TASK BRIEF - Reproduce every line of the listing below verbatim, with no changes.

Items from a dataset:
────────
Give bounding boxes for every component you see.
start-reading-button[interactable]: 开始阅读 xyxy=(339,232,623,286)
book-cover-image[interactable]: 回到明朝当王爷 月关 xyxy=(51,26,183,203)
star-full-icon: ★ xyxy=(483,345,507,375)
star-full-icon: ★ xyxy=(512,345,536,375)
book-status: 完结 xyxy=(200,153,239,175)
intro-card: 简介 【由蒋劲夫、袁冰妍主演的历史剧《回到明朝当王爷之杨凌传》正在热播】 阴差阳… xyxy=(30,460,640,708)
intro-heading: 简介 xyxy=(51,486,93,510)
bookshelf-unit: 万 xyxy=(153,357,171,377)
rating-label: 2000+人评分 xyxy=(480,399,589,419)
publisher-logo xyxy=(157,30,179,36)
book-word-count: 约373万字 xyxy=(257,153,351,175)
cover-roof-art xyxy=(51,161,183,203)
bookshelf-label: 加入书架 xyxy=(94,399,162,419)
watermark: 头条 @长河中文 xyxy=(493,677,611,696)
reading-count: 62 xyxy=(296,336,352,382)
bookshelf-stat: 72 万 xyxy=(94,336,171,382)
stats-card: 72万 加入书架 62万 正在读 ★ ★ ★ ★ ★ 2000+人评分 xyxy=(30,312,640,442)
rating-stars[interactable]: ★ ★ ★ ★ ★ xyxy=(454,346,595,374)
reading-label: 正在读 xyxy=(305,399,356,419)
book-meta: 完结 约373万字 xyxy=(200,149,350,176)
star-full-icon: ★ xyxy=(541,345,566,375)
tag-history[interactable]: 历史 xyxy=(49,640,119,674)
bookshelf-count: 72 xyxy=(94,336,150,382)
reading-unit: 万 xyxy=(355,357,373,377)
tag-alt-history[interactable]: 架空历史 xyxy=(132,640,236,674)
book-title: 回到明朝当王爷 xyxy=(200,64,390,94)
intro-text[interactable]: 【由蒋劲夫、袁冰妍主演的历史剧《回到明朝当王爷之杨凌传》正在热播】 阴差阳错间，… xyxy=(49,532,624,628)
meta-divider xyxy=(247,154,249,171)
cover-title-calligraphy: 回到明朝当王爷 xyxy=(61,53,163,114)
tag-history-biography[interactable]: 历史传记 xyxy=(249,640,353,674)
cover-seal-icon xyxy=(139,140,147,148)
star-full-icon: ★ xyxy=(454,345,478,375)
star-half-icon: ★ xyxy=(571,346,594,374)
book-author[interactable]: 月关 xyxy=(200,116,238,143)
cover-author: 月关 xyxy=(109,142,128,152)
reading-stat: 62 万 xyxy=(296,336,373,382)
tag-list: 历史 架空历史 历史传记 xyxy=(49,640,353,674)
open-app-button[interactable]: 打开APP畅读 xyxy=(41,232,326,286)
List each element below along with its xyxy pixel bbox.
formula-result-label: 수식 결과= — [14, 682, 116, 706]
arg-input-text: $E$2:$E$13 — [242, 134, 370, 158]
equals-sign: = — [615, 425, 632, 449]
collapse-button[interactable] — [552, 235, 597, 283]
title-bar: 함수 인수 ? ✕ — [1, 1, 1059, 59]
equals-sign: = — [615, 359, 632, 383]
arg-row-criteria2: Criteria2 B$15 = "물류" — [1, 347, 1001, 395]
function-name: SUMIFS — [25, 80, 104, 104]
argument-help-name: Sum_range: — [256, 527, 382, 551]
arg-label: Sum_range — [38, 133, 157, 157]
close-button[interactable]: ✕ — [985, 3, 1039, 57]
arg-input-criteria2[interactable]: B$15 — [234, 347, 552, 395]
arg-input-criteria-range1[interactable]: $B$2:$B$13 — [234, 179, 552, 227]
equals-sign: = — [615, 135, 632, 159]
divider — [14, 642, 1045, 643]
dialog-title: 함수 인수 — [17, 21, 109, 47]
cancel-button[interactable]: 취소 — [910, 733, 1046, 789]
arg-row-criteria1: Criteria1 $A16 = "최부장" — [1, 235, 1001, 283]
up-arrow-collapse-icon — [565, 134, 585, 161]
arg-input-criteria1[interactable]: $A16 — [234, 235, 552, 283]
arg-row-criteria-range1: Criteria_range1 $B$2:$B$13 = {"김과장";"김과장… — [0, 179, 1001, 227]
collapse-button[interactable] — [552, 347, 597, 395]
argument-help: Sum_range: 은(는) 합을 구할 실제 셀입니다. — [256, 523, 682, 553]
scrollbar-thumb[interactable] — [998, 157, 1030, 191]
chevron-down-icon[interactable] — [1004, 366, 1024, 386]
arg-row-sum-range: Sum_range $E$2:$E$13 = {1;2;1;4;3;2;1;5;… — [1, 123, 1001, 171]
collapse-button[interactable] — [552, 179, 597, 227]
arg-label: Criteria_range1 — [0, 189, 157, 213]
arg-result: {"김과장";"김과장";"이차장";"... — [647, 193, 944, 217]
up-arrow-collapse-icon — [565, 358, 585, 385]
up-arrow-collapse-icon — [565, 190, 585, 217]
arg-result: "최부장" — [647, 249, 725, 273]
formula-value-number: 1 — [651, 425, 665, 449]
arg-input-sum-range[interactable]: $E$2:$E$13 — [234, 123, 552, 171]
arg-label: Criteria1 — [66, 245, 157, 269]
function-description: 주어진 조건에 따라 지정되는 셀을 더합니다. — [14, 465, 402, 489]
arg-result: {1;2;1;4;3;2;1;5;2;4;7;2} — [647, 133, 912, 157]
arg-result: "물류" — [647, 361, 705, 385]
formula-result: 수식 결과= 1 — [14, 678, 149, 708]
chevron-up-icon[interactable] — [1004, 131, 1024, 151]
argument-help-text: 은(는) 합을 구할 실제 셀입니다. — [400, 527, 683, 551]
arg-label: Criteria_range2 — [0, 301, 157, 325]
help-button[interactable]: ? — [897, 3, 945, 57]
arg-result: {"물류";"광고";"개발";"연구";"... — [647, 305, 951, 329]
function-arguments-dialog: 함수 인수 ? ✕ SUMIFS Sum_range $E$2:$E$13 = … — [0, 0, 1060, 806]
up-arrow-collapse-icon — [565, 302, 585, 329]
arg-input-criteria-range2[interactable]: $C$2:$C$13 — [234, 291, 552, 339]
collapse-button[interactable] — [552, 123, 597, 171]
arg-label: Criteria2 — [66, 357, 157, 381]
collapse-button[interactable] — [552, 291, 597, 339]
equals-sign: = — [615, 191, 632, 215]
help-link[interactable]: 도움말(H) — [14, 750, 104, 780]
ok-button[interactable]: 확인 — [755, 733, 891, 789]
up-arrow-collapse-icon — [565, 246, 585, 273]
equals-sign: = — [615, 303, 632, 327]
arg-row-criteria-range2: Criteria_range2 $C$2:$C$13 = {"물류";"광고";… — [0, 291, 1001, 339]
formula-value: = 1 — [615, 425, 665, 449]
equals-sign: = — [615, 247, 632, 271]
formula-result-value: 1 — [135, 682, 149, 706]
────────
WRITTEN RESPONSE -
Give bounding boxes for every component you see.
start-reading-button[interactable]: 开始阅读 xyxy=(339,232,623,286)
book-cover-image[interactable]: 回到明朝当王爷 月关 xyxy=(51,26,183,203)
star-full-icon: ★ xyxy=(483,345,507,375)
star-full-icon: ★ xyxy=(512,345,536,375)
book-status: 完结 xyxy=(200,153,239,175)
intro-card: 简介 【由蒋劲夫、袁冰妍主演的历史剧《回到明朝当王爷之杨凌传》正在热播】 阴差阳… xyxy=(30,460,640,708)
intro-heading: 简介 xyxy=(51,486,93,510)
bookshelf-unit: 万 xyxy=(153,357,171,377)
rating-label: 2000+人评分 xyxy=(480,399,589,419)
publisher-logo xyxy=(157,30,179,36)
book-word-count: 约373万字 xyxy=(257,153,351,175)
cover-roof-art xyxy=(51,161,183,203)
bookshelf-label: 加入书架 xyxy=(94,399,162,419)
watermark: 头条 @长河中文 xyxy=(493,677,611,696)
reading-count: 62 xyxy=(296,336,352,382)
bookshelf-stat: 72 万 xyxy=(94,336,171,382)
stats-card: 72万 加入书架 62万 正在读 ★ ★ ★ ★ ★ 2000+人评分 xyxy=(30,312,640,442)
rating-stars[interactable]: ★ ★ ★ ★ ★ xyxy=(454,346,595,374)
reading-label: 正在读 xyxy=(305,399,356,419)
book-meta: 完结 约373万字 xyxy=(200,149,350,176)
star-full-icon: ★ xyxy=(541,345,566,375)
tag-history[interactable]: 历史 xyxy=(49,640,119,674)
bookshelf-count: 72 xyxy=(94,336,150,382)
reading-unit: 万 xyxy=(355,357,373,377)
tag-alt-history[interactable]: 架空历史 xyxy=(132,640,236,674)
book-title: 回到明朝当王爷 xyxy=(200,64,390,94)
intro-text[interactable]: 【由蒋劲夫、袁冰妍主演的历史剧《回到明朝当王爷之杨凌传》正在热播】 阴差阳错间，… xyxy=(49,532,624,628)
meta-divider xyxy=(247,154,249,171)
cover-title-calligraphy: 回到明朝当王爷 xyxy=(61,53,163,114)
tag-history-biography[interactable]: 历史传记 xyxy=(249,640,353,674)
cover-seal-icon xyxy=(139,140,147,148)
star-full-icon: ★ xyxy=(454,345,478,375)
star-half-icon: ★ xyxy=(571,346,594,374)
book-author[interactable]: 月关 xyxy=(200,116,238,143)
cover-author: 月关 xyxy=(109,142,128,152)
reading-stat: 62 万 xyxy=(296,336,373,382)
tag-list: 历史 架空历史 历史传记 xyxy=(49,640,353,674)
open-app-button[interactable]: 打开APP畅读 xyxy=(41,232,326,286)
List each element below along with its xyxy pixel bbox.
formula-result-label: 수식 결과= — [14, 682, 116, 706]
arg-input-text: $E$2:$E$13 — [242, 134, 370, 158]
equals-sign: = — [615, 425, 632, 449]
collapse-button[interactable] — [552, 235, 597, 283]
title-bar: 함수 인수 ? ✕ — [1, 1, 1059, 59]
equals-sign: = — [615, 359, 632, 383]
arg-row-criteria2: Criteria2 B$15 = "물류" — [1, 347, 1001, 395]
function-name: SUMIFS — [25, 80, 104, 104]
argument-help-name: Sum_range: — [256, 527, 382, 551]
arg-label: Sum_range — [38, 133, 157, 157]
close-button[interactable]: ✕ — [985, 3, 1039, 57]
arg-input-criteria2[interactable]: B$15 — [234, 347, 552, 395]
arg-input-criteria-range1[interactable]: $B$2:$B$13 — [234, 179, 552, 227]
equals-sign: = — [615, 135, 632, 159]
divider — [14, 642, 1045, 643]
dialog-title: 함수 인수 — [17, 21, 109, 47]
cancel-button[interactable]: 취소 — [910, 733, 1046, 789]
arg-row-criteria1: Criteria1 $A16 = "최부장" — [1, 235, 1001, 283]
up-arrow-collapse-icon — [565, 134, 585, 161]
arg-input-criteria1[interactable]: $A16 — [234, 235, 552, 283]
arg-row-criteria-range1: Criteria_range1 $B$2:$B$13 = {"김과장";"김과장… — [0, 179, 1001, 227]
collapse-button[interactable] — [552, 347, 597, 395]
argument-help: Sum_range: 은(는) 합을 구할 실제 셀입니다. — [256, 523, 682, 553]
scrollbar-thumb[interactable] — [998, 157, 1030, 191]
chevron-down-icon[interactable] — [1004, 366, 1024, 386]
arg-row-sum-range: Sum_range $E$2:$E$13 = {1;2;1;4;3;2;1;5;… — [1, 123, 1001, 171]
collapse-button[interactable] — [552, 179, 597, 227]
arg-label: Criteria_range1 — [0, 189, 157, 213]
arg-result: {"김과장";"김과장";"이차장";"... — [647, 193, 944, 217]
up-arrow-collapse-icon — [565, 358, 585, 385]
up-arrow-collapse-icon — [565, 190, 585, 217]
arg-result: "최부장" — [647, 249, 725, 273]
formula-value-number: 1 — [651, 425, 665, 449]
arg-input-sum-range[interactable]: $E$2:$E$13 — [234, 123, 552, 171]
arg-label: Criteria1 — [66, 245, 157, 269]
function-description: 주어진 조건에 따라 지정되는 셀을 더합니다. — [14, 465, 402, 489]
arg-result: {1;2;1;4;3;2;1;5;2;4;7;2} — [647, 133, 912, 157]
arg-result: "물류" — [647, 361, 705, 385]
formula-result: 수식 결과= 1 — [14, 678, 149, 708]
chevron-up-icon[interactable] — [1004, 131, 1024, 151]
argument-help-text: 은(는) 합을 구할 실제 셀입니다. — [400, 527, 683, 551]
arg-label: Criteria_range2 — [0, 301, 157, 325]
help-button[interactable]: ? — [897, 3, 945, 57]
arg-result: {"물류";"광고";"개발";"연구";"... — [647, 305, 951, 329]
function-arguments-dialog: 함수 인수 ? ✕ SUMIFS Sum_range $E$2:$E$13 = … — [0, 0, 1060, 806]
up-arrow-collapse-icon — [565, 302, 585, 329]
arg-input-criteria-range2[interactable]: $C$2:$C$13 — [234, 291, 552, 339]
collapse-button[interactable] — [552, 123, 597, 171]
arg-label: Criteria2 — [66, 357, 157, 381]
collapse-button[interactable] — [552, 291, 597, 339]
equals-sign: = — [615, 191, 632, 215]
help-link[interactable]: 도움말(H) — [14, 750, 104, 780]
ok-button[interactable]: 확인 — [755, 733, 891, 789]
up-arrow-collapse-icon — [565, 246, 585, 273]
equals-sign: = — [615, 303, 632, 327]
arg-row-criteria-range2: Criteria_range2 $C$2:$C$13 = {"물류";"광고";… — [0, 291, 1001, 339]
formula-value: = 1 — [615, 425, 665, 449]
equals-sign: = — [615, 247, 632, 271]
formula-result-value: 1 — [135, 682, 149, 706]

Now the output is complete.